▶ SELECTED EXCERPT
Guledani’s protest made headlines, but failed to stop the bulldozers for long. In the days that followed, the authorities de-escalated and within weeks, proceeded with the dam’s construction under heavy police presence.
But despite their defeat, protesters in Georgia’s north-western region of Svaneti doubled down against any further construction: that spring and summer, the rallies continued. People mobilised in larger numbers and vowed to stop the construction of any additional HPPs in the region, including Nenskra and Khudoni — much larger, dam-based hydroelectric projects south of Mestiachala.
In recent months, Georgia’s government has announced its intention to embark on new energy projects and resurrect previously abandoned, contentious ones.
The government’s promises of more jobs, energy independence from Russia, and chances for Georgia to export its surplus electricity have convinced some Georgians, but predominantly those living outside the affected regions.
Meanwhile, riverside communities living in areas set to be affected by the planned massive hydropower projects continue to raise their concerns about both the immediate impacts — in terms of resettlement — but also the longer-term and further-reaching implications.
Questions regarding construction quality and safety have been a key concern of those objecting to the HPPs. Questions have been raised about the ability of the structures to withstand time, earthquakes, and possible Russian sabotage.
The environmental impacts have also been widely raised as cause for concern: potential adverse effects on the local environment include increased humidity, higher risk of flooding, reduced access to water, negative effects on local fauna, and consequent impacts on tourism, which tends to be centred on the region’s pristine nature.
In the past year, local people have redoubled their commitment to fighting these projects.
In December 2022, people from Mestia vowed not to allow the Khudoni project to be built, promising that they would hold the oath they had made to religious icons in 2013.
Guledani, who now lives outside of Georgia, similarly maintains that she and her fellow protesters’ commitment to fighting the power plants holds firm.
‘They’ll start [building], and the wave [of protest] will follow again’, she vowed.
While more than 80% of Georgia’s electricity already comes from domestic hydropower production, Georgian leaders have recently echoed European rhetoric on the need to reduce energy dependence on Russia, particularly in light of Georgia’s growing electricity use.

▶ WRITTEN TASKS
• A. Using the excerpt on Georgia's hydropower protests, explain why the planned projects are expected to affect tourism in the region.
• B. Carry on the excerpt on Georgia's hydropower protests, picking up right after its final sentence.

Saved entries:
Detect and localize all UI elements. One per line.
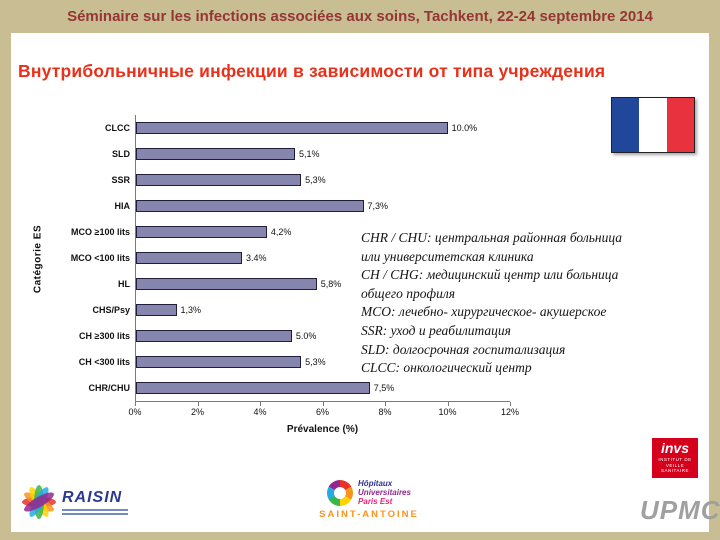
chart-body: Catégorie ES CLCC SLD SSR HIA MCO ≥100 lits M…: [29, 115, 549, 402]
chart-category-label: HL: [118, 279, 130, 289]
chart-bar-row: 1,3%: [136, 297, 510, 323]
hopitaux-logo-line1: Hôpitaux: [358, 479, 393, 488]
chart-bar: [136, 278, 317, 290]
upmc-logo-wordmark: UPMC: [640, 495, 720, 525]
chart-x-axis-title: Prévalence (%): [286, 424, 359, 435]
chart-bar: [136, 330, 292, 342]
x-axis-tick-mark: [385, 402, 386, 406]
chart-y-axis-title: Catégorie ES: [29, 115, 47, 402]
x-axis-tick-mark: [322, 402, 324, 406]
chart-category-label: HIA: [114, 201, 131, 211]
x-axis-tick-mark: [510, 402, 511, 406]
chart-bar-row: 10.0%: [136, 115, 510, 141]
chart-bar-value-label: 5,8%: [320, 279, 342, 289]
chart-category-label: CH <300 lits: [78, 357, 130, 367]
chart-bar: [136, 200, 364, 212]
chart-bar: [136, 252, 242, 264]
glossary-annotation-text: CHR / CHU: центральная районная больница…: [361, 230, 622, 376]
flag-blue-stripe: [612, 98, 640, 152]
x-axis-tick-label: 12%: [500, 407, 520, 417]
slide-title: Внутрибольничные инфекции в зависимости …: [18, 61, 606, 81]
chart-bar-value-label: 5,1%: [298, 149, 320, 159]
slide-header: Séminaire sur les infections associées a…: [0, 0, 720, 33]
hopitaux-logo-top: Hôpitaux Universitaires Paris Est: [303, 479, 435, 506]
chart-bar-value-label: 1,3%: [180, 305, 202, 315]
chart-category-label: MCO ≥100 lits: [71, 227, 130, 237]
hopitaux-logo-line3: Paris Est: [358, 497, 393, 506]
flag-white-stripe: [639, 98, 667, 152]
chart-bar-value-label: 7,3%: [367, 201, 389, 211]
x-axis-tick-label: 0%: [128, 407, 142, 417]
chart-category-label: CHS/Psy: [92, 305, 130, 315]
x-axis-tick-mark: [447, 402, 449, 406]
x-axis-tick-mark: [135, 402, 136, 406]
chart-bar-value-label: 7,5%: [373, 383, 395, 393]
chart-bar-row: 7,3%: [136, 193, 510, 219]
chart-plot: 10.0% 5,1% 5,3% 7,3% 4,2% 3.4% 5,8% 1,3% 5.0% 5,3…: [135, 115, 510, 402]
x-axis-tick-label: 4%: [253, 407, 267, 417]
chart-bar: [136, 174, 302, 186]
raisin-tagline-line: [62, 509, 128, 511]
chart-bar-row: 5,3%: [136, 167, 510, 193]
chart-category-label: MCO <100 lits: [70, 253, 130, 263]
chart-category-label: CH ≥300 lits: [79, 331, 130, 341]
saint-antoine-wordmark: SAINT-ANTOINE: [319, 509, 419, 520]
chart-bar-value-label: 5,3%: [305, 357, 326, 367]
chart-bar-value-label: 3.4%: [245, 253, 267, 263]
hopitaux-logo-line2: Universitaires: [358, 488, 411, 497]
chart-bar-row: 5,3%: [136, 349, 510, 375]
chart-bar: [136, 148, 295, 160]
chart-category-label: CHR/CHU: [88, 383, 131, 393]
raisin-logo-text-block: RAISIN: [62, 489, 128, 515]
raisin-logo: RAISIN: [16, 479, 128, 525]
invs-logo: invs INSTITUT DE VEILLE SANITAIRE: [652, 438, 698, 478]
x-axis-tick-label: 10%: [438, 407, 457, 417]
chart-bar-row: 3.4%: [136, 245, 510, 271]
chart-bar: [136, 356, 302, 368]
chart-category-labels: CLCC SLD SSR HIA MCO ≥100 lits MCO <100 lits H…: [47, 115, 135, 402]
x-axis-tick-label: 6%: [315, 407, 330, 417]
hopitaux-logo-text-block: Hôpitaux Universitaires Paris Est: [358, 479, 411, 506]
slide-content-area: Внутрибольничные инфекции в зависимости …: [11, 33, 720, 532]
raisin-logo-wordmark: RAISIN: [62, 489, 123, 506]
raisin-flower-icon: [22, 485, 56, 519]
chart-bar-row: 5,1%: [136, 141, 510, 167]
raisin-tagline-line: [62, 513, 128, 515]
prevalence-bar-chart: Catégorie ES CLCC SLD SSR HIA MCO ≥100 lits M…: [29, 115, 549, 435]
chart-y-axis-title-text: Catégorie ES: [32, 224, 44, 293]
chart-bar: [136, 304, 177, 316]
chart-category-label: SSR: [111, 175, 130, 185]
x-axis-tick-mark: [197, 402, 199, 406]
chart-bar-row: 5,8%: [136, 271, 510, 297]
chart-category-label: SLD: [112, 149, 130, 159]
chart-bar-row: 4,2%: [136, 219, 510, 245]
chart-bar-value-label: 10.0%: [451, 123, 478, 133]
chart-bar: [136, 382, 370, 394]
invs-logo-subtitle: INSTITUT DE VEILLE SANITAIRE: [658, 457, 692, 473]
chart-bar: [136, 122, 448, 134]
chart-bar-value-label: 4,2%: [270, 227, 292, 237]
x-axis-tick-mark: [260, 402, 261, 406]
chart-bar-value-label: 5,3%: [305, 175, 326, 185]
flag-red-stripe: [666, 98, 694, 152]
chart-bar-row: 5.0%: [136, 323, 510, 349]
chart-x-axis: 0% 2% 4% 6% 8% 10% 12%: [128, 402, 519, 419]
hopitaux-circle-icon: [327, 479, 354, 506]
chart-category-label: CLCC: [105, 123, 130, 133]
x-axis-tick-label: 2%: [190, 407, 205, 417]
invs-logo-wordmark: invs: [660, 440, 689, 456]
hopitaux-paris-est-logo: Hôpitaux Universitaires Paris Est SAINT-…: [303, 479, 435, 520]
x-axis-tick-label: 8%: [378, 407, 392, 417]
chart-bar-value-label: 5.0%: [295, 331, 317, 341]
slide-header-title: Séminaire sur les infections associées a…: [67, 8, 653, 25]
chart-bar: [136, 226, 267, 238]
chart-bar-row: 7,5%: [136, 375, 510, 401]
france-flag-image: [611, 97, 695, 153]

▶ OUTPUTS
• A. The region's tourism tends to be centered on its pristine nature. The projects' potential environmental effects, such as increased humidity, higher flood risk, reduced access to water and harm to local fauna, would therefore have consequent impacts on tourism.

• B.
However, much of the electricity that, on paper, is imported from Russia into Georgia is in fact destined for Abkhazia, a region that declared independence from Georgia in the early 1990s. In 2021, for example, 80% of electricity imported from Russia (993 million of 1,245 million kWh) went to Abkhazia.
Some have suggested that the discussion is being used to divert attention from a factor contributing to Georgia’s rising energy demand: unlicensed cryptocurrency mining.
‘I wonder where the industry is that’s currently in need of so much energy’, says Mestia-based Nargisi Niguriani, a veteran community mobiliser against hydropower projects in Svaneti. ‘Do you know where the secret lies? In mining and crypto-currencies. All our “blessings” to whoever invented it! [Crypto-mines] are everywhere!’
Like many Svans, a subethnic group of Georgians in Svaneti, Niguriani says that a state programme giving free electricity to Svaneti since December 2021 did not have its intended effect. Instead, it led to a mushrooming of crypto-currency mining in the region, leading to electricity shortages and intermittent blackouts.
But a government response has been lacking, with the region’s electricity consumption used as justification to push ahead with hydropower plants, while locals are left to untangle the issue through community action.
‘Eventually, people swore on an icon that they would not [crypto] mine’, says Niguriani.
But, particularly in the wake of Russia’s invasion of Ukraine and subsequent embargos on Russian energy exports, the Georgian government has made clear that it sees HPPs as the answer, even if the question remains changeable.
In December 2022, Georgia’s Prime Minister Irakli Gharibashvili stated that Georgia needed to build wind, solar, hydroelectric, and thermal power plants so Georgia could sell energy to the EU, something he claimed would bring in ‘millions of dollars’.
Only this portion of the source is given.